====== The records

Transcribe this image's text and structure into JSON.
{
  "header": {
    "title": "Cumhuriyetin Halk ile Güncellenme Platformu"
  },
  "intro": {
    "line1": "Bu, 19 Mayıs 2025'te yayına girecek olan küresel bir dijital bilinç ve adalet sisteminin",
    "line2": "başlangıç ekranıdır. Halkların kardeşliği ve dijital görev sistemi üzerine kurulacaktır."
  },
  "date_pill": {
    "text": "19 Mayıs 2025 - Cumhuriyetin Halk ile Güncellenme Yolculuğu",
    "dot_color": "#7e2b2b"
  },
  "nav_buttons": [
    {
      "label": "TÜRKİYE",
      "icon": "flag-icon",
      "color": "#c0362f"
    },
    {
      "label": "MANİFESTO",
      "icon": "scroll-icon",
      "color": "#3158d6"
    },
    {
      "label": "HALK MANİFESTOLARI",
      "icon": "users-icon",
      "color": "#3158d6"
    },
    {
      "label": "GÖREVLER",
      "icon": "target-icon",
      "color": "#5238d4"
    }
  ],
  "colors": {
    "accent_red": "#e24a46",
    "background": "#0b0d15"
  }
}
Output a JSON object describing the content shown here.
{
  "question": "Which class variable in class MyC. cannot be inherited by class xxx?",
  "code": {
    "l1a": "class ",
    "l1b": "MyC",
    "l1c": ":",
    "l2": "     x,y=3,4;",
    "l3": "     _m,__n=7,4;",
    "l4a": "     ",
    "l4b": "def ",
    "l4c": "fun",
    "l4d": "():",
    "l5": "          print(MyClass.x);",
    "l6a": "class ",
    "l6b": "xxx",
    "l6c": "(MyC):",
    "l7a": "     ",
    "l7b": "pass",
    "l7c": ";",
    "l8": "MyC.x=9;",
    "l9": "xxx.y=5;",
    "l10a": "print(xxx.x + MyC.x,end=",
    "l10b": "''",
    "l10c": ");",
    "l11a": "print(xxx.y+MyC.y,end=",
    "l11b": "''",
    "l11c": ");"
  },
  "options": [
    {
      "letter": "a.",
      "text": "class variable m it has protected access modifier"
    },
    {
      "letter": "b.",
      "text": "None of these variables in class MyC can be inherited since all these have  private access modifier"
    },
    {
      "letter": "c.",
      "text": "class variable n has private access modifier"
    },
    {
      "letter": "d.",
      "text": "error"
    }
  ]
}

============

- _Your objective_: Every entry should be printed again exactly as written.

- _The answer_:
Transcribe this image's text and structure into JSON.
{
  "header": {
    "title": "Cumhuriyetin Halk ile Güncellenme Platformu"
  },
  "intro": {
    "line1": "Bu, 19 Mayıs 2025'te yayına girecek olan küresel bir dijital bilinç ve adalet sisteminin",
    "line2": "başlangıç ekranıdır. Halkların kardeşliği ve dijital görev sistemi üzerine kurulacaktır."
  },
  "date_pill": {
    "text": "19 Mayıs 2025 - Cumhuriyetin Halk ile Güncellenme Yolculuğu",
    "dot_color": "#7e2b2b"
  },
  "nav_buttons": [
    {
      "label": "TÜRKİYE",
      "icon": "flag-icon",
      "color": "#c0362f"
    },
    {
      "label": "MANİFESTO",
      "icon": "scroll-icon",
      "color": "#3158d6"
    },
    {
      "label": "HALK MANİFESTOLARI",
      "icon": "users-icon",
      "color": "#3158d6"
    },
    {
      "label": "GÖREVLER",
      "icon": "target-icon",
      "color": "#5238d4"
    }
  ],
  "colors": {
    "accent_red": "#e24a46",
    "background": "#0b0d15"
  }
}
Output a JSON object describing the content shown here.
{
  "question": "Which class variable in class MyC. cannot be inherited by class xxx?",
  "code": {
    "l1a": "class ",
    "l1b": "MyC",
    "l1c": ":",
    "l2": "     x,y=3,4;",
    "l3": "     _m,__n=7,4;",
    "l4a": "     ",
    "l4b": "def ",
    "l4c": "fun",
    "l4d": "():",
    "l5": "          print(MyClass.x);",
    "l6a": "class ",
    "l6b": "xxx",
    "l6c": "(MyC):",
    "l7a": "     ",
    "l7b": "pass",
    "l7c": ";",
    "l8": "MyC.x=9;",
    "l9": "xxx.y=5;",
    "l10a": "print(xxx.x + MyC.x,end=",
    "l10b": "''",
    "l10c": ");",
    "l11a": "print(xxx.y+MyC.y,end=",
    "l11b": "''",
    "l11c": ");"
  },
  "options": [
    {
      "letter": "a.",
      "text": "class variable m it has protected access modifier"
    },
    {
      "letter": "b.",
      "text": "None of these variables in class MyC can be inherited since all these have  private access modifier"
    },
    {
      "letter": "c.",
      "text": "class variable n has private access modifier"
    },
    {
      "letter": "d.",
      "text": "error"
    }
  ]
}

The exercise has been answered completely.